---------- RAW DATA ----------
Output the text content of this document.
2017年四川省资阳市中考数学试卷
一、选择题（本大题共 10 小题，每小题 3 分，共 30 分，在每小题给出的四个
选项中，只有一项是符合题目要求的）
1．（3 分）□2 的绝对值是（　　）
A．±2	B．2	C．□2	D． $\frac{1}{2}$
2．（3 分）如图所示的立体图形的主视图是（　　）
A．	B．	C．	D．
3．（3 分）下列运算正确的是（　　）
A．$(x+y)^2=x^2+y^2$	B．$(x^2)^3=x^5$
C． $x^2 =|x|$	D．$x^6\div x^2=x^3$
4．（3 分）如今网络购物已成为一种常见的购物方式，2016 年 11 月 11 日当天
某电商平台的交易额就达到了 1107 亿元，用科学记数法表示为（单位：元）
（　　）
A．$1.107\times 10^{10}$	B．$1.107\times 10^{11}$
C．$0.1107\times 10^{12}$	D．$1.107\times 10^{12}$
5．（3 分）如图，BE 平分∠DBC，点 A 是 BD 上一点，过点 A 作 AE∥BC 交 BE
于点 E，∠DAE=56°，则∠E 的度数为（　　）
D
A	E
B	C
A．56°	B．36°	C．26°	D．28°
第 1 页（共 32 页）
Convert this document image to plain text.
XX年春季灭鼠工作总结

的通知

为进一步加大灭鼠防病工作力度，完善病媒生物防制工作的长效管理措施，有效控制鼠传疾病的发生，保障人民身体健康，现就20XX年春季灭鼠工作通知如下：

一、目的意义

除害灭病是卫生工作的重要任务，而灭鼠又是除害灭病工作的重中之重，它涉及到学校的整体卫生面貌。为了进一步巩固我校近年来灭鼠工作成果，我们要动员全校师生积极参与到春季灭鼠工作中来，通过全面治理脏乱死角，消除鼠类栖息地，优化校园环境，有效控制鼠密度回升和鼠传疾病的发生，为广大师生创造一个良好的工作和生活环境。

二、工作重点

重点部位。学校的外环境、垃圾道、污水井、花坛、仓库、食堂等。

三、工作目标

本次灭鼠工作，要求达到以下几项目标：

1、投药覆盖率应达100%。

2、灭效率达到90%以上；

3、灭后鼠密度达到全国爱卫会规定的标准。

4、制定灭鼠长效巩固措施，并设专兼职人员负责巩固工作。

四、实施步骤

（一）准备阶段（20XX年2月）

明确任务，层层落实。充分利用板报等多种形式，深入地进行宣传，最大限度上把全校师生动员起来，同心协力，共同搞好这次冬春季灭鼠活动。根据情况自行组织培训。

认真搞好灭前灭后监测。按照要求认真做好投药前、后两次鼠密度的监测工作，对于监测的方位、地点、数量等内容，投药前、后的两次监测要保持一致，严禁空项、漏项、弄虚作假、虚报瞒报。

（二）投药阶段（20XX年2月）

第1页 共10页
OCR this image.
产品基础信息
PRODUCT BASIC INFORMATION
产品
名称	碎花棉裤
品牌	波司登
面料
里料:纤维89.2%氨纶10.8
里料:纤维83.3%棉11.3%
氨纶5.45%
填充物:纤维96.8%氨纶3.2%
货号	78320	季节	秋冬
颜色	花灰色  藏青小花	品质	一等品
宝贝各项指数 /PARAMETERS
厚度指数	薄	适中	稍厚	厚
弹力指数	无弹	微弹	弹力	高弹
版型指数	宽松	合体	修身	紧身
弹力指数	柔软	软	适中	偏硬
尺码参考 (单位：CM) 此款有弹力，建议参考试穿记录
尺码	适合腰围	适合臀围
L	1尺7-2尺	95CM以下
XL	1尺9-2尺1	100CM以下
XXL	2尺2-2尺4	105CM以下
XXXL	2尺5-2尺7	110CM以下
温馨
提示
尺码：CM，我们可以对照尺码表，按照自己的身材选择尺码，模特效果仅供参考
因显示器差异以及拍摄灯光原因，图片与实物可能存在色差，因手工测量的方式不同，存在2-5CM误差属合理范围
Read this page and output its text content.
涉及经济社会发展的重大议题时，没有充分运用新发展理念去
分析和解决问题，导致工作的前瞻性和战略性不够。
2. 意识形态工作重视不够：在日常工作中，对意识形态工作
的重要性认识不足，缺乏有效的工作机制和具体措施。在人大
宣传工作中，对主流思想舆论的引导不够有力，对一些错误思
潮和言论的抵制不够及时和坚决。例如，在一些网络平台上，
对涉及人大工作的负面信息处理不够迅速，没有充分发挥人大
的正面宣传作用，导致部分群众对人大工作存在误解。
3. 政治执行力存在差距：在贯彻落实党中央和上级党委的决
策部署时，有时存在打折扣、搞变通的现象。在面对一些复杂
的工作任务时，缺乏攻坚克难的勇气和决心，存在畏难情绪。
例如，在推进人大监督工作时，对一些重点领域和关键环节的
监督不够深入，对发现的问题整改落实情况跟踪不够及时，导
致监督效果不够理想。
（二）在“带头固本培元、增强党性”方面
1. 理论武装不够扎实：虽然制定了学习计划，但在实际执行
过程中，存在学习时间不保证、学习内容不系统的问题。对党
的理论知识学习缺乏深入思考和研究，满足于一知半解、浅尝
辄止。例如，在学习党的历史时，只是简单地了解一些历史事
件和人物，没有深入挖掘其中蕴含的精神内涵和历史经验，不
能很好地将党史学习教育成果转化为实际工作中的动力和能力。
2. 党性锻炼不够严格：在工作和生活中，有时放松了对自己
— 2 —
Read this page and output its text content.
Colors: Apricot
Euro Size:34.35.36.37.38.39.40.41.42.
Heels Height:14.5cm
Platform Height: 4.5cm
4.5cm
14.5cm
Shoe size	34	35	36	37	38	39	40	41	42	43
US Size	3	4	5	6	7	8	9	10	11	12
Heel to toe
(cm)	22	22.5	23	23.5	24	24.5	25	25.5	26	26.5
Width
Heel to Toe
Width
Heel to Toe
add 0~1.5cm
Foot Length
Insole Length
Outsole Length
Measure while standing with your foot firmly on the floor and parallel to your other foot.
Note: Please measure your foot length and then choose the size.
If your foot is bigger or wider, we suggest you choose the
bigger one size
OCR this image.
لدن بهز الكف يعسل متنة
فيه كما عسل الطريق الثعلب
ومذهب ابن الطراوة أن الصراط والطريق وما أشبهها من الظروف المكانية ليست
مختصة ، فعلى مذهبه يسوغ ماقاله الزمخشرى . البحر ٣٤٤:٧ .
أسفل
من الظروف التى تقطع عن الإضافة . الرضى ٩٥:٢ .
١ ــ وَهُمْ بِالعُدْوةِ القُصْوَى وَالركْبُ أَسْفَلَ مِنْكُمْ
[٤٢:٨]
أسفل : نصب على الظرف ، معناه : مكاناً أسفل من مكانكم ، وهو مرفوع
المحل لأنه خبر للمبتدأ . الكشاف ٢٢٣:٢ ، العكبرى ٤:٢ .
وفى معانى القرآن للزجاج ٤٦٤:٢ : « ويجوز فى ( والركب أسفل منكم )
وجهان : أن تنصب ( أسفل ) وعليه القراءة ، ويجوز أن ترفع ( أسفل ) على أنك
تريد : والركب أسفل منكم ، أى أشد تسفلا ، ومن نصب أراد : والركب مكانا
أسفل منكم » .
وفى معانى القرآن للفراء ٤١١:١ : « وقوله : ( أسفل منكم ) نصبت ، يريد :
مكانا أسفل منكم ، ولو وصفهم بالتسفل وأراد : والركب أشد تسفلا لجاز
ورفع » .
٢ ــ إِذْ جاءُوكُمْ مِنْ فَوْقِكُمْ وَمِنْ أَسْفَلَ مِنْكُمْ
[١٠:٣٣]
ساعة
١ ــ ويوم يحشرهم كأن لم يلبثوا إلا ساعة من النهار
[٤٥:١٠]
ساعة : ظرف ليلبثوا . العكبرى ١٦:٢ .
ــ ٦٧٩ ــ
----------
• REQUEST: Retype the material in full. Each word must match.

• THE RESPONSE:
Output the text content of this document.
2017年四川省资阳市中考数学试卷
一、选择题（本大题共 10 小题，每小题 3 分，共 30 分，在每小题给出的四个
选项中，只有一项是符合题目要求的）
1．（3 分）□2 的绝对值是（　　）
A．±2	B．2	C．□2	D． $\frac{1}{2}$
2．（3 分）如图所示的立体图形的主视图是（　　）
A．	B．	C．	D．
3．（3 分）下列运算正确的是（　　）
A．$(x+y)^2=x^2+y^2$	B．$(x^2)^3=x^5$
C． $x^2 =|x|$	D．$x^6\div x^2=x^3$
4．（3 分）如今网络购物已成为一种常见的购物方式，2016 年 11 月 11 日当天
某电商平台的交易额就达到了 1107 亿元，用科学记数法表示为（单位：元）
（　　）
A．$1.107\times 10^{10}$	B．$1.107\times 10^{11}$
C．$0.1107\times 10^{12}$	D．$1.107\times 10^{12}$
5．（3 分）如图，BE 平分∠DBC，点 A 是 BD 上一点，过点 A 作 AE∥BC 交 BE
于点 E，∠DAE=56°，则∠E 的度数为（　　）
D
A	E
B	C
A．56°	B．36°	C．26°	D．28°
第 1 页（共 32 页）
Convert this document image to plain text.
XX年春季灭鼠工作总结

的通知

为进一步加大灭鼠防病工作力度，完善病媒生物防制工作的长效管理措施，有效控制鼠传疾病的发生，保障人民身体健康，现就20XX年春季灭鼠工作通知如下：

一、目的意义

除害灭病是卫生工作的重要任务，而灭鼠又是除害灭病工作的重中之重，它涉及到学校的整体卫生面貌。为了进一步巩固我校近年来灭鼠工作成果，我们要动员全校师生积极参与到春季灭鼠工作中来，通过全面治理脏乱死角，消除鼠类栖息地，优化校园环境，有效控制鼠密度回升和鼠传疾病的发生，为广大师生创造一个良好的工作和生活环境。

二、工作重点

重点部位。学校的外环境、垃圾道、污水井、花坛、仓库、食堂等。

三、工作目标

本次灭鼠工作，要求达到以下几项目标：

1、投药覆盖率应达100%。

2、灭效率达到90%以上；

3、灭后鼠密度达到全国爱卫会规定的标准。

4、制定灭鼠长效巩固措施，并设专兼职人员负责巩固工作。

四、实施步骤

（一）准备阶段（20XX年2月）

明确任务，层层落实。充分利用板报等多种形式，深入地进行宣传，最大限度上把全校师生动员起来，同心协力，共同搞好这次冬春季灭鼠活动。根据情况自行组织培训。

认真搞好灭前灭后监测。按照要求认真做好投药前、后两次鼠密度的监测工作，对于监测的方位、地点、数量等内容，投药前、后的两次监测要保持一致，严禁空项、漏项、弄虚作假、虚报瞒报。

（二）投药阶段（20XX年2月）

第1页 共10页
OCR this image.
产品基础信息
PRODUCT BASIC INFORMATION
产品
名称	碎花棉裤
品牌	波司登
面料
里料:纤维89.2%氨纶10.8
里料:纤维83.3%棉11.3%
氨纶5.45%
填充物:纤维96.8%氨纶3.2%
货号	78320	季节	秋冬
颜色	花灰色  藏青小花	品质	一等品
宝贝各项指数 /PARAMETERS
厚度指数	薄	适中	稍厚	厚
弹力指数	无弹	微弹	弹力	高弹
版型指数	宽松	合体	修身	紧身
弹力指数	柔软	软	适中	偏硬
尺码参考 (单位：CM) 此款有弹力，建议参考试穿记录
尺码	适合腰围	适合臀围
L	1尺7-2尺	95CM以下
XL	1尺9-2尺1	100CM以下
XXL	2尺2-2尺4	105CM以下
XXXL	2尺5-2尺7	110CM以下
温馨
提示
尺码：CM，我们可以对照尺码表，按照自己的身材选择尺码，模特效果仅供参考
因显示器差异以及拍摄灯光原因，图片与实物可能存在色差，因手工测量的方式不同，存在2-5CM误差属合理范围
Read this page and output its text content.
涉及经济社会发展的重大议题时，没有充分运用新发展理念去
分析和解决问题，导致工作的前瞻性和战略性不够。
2. 意识形态工作重视不够：在日常工作中，对意识形态工作
的重要性认识不足，缺乏有效的工作机制和具体措施。在人大
宣传工作中，对主流思想舆论的引导不够有力，对一些错误思
潮和言论的抵制不够及时和坚决。例如，在一些网络平台上，
对涉及人大工作的负面信息处理不够迅速，没有充分发挥人大
的正面宣传作用，导致部分群众对人大工作存在误解。
3. 政治执行力存在差距：在贯彻落实党中央和上级党委的决
策部署时，有时存在打折扣、搞变通的现象。在面对一些复杂
的工作任务时，缺乏攻坚克难的勇气和决心，存在畏难情绪。
例如，在推进人大监督工作时，对一些重点领域和关键环节的
监督不够深入，对发现的问题整改落实情况跟踪不够及时，导
致监督效果不够理想。
（二）在“带头固本培元、增强党性”方面
1. 理论武装不够扎实：虽然制定了学习计划，但在实际执行
过程中，存在学习时间不保证、学习内容不系统的问题。对党
的理论知识学习缺乏深入思考和研究，满足于一知半解、浅尝
辄止。例如，在学习党的历史时，只是简单地了解一些历史事
件和人物，没有深入挖掘其中蕴含的精神内涵和历史经验，不
能很好地将党史学习教育成果转化为实际工作中的动力和能力。
2. 党性锻炼不够严格：在工作和生活中，有时放松了对自己
— 2 —
Read this page and output its text content.
Colors: Apricot
Euro Size:34.35.36.37.38.39.40.41.42.
Heels Height:14.5cm
Platform Height: 4.5cm
4.5cm
14.5cm
Shoe size	34	35	36	37	38	39	40	41	42	43
US Size	3	4	5	6	7	8	9	10	11	12
Heel to toe
(cm)	22	22.5	23	23.5	24	24.5	25	25.5	26	26.5
Width
Heel to Toe
Width
Heel to Toe
add 0~1.5cm
Foot Length
Insole Length
Outsole Length
Measure while standing with your foot firmly on the floor and parallel to your other foot.
Note: Please measure your foot length and then choose the size.
If your foot is bigger or wider, we suggest you choose the
bigger one size
OCR this image.
لدن بهز الكف يعسل متنة
فيه كما عسل الطريق الثعلب
ومذهب ابن الطراوة أن الصراط والطريق وما أشبهها من الظروف المكانية ليست
مختصة ، فعلى مذهبه يسوغ ماقاله الزمخشرى . البحر ٣٤٤:٧ .
أسفل
من الظروف التى تقطع عن الإضافة . الرضى ٩٥:٢ .
١ ــ وَهُمْ بِالعُدْوةِ القُصْوَى وَالركْبُ أَسْفَلَ مِنْكُمْ
[٤٢:٨]
أسفل : نصب على الظرف ، معناه : مكاناً أسفل من مكانكم ، وهو مرفوع
المحل لأنه خبر للمبتدأ . الكشاف ٢٢٣:٢ ، العكبرى ٤:٢ .
وفى معانى القرآن للزجاج ٤٦٤:٢ : « ويجوز فى ( والركب أسفل منكم )
وجهان : أن تنصب ( أسفل ) وعليه القراءة ، ويجوز أن ترفع ( أسفل ) على أنك
تريد : والركب أسفل منكم ، أى أشد تسفلا ، ومن نصب أراد : والركب مكانا
أسفل منكم » .
وفى معانى القرآن للفراء ٤١١:١ : « وقوله : ( أسفل منكم ) نصبت ، يريد :
مكانا أسفل منكم ، ولو وصفهم بالتسفل وأراد : والركب أشد تسفلا لجاز
ورفع » .
٢ ــ إِذْ جاءُوكُمْ مِنْ فَوْقِكُمْ وَمِنْ أَسْفَلَ مِنْكُمْ
[١٠:٣٣]
ساعة
١ ــ ويوم يحشرهم كأن لم يلبثوا إلا ساعة من النهار
[٤٥:١٠]
ساعة : ظرف ليلبثوا . العكبرى ١٦:٢ .
ــ ٦٧٩ ــ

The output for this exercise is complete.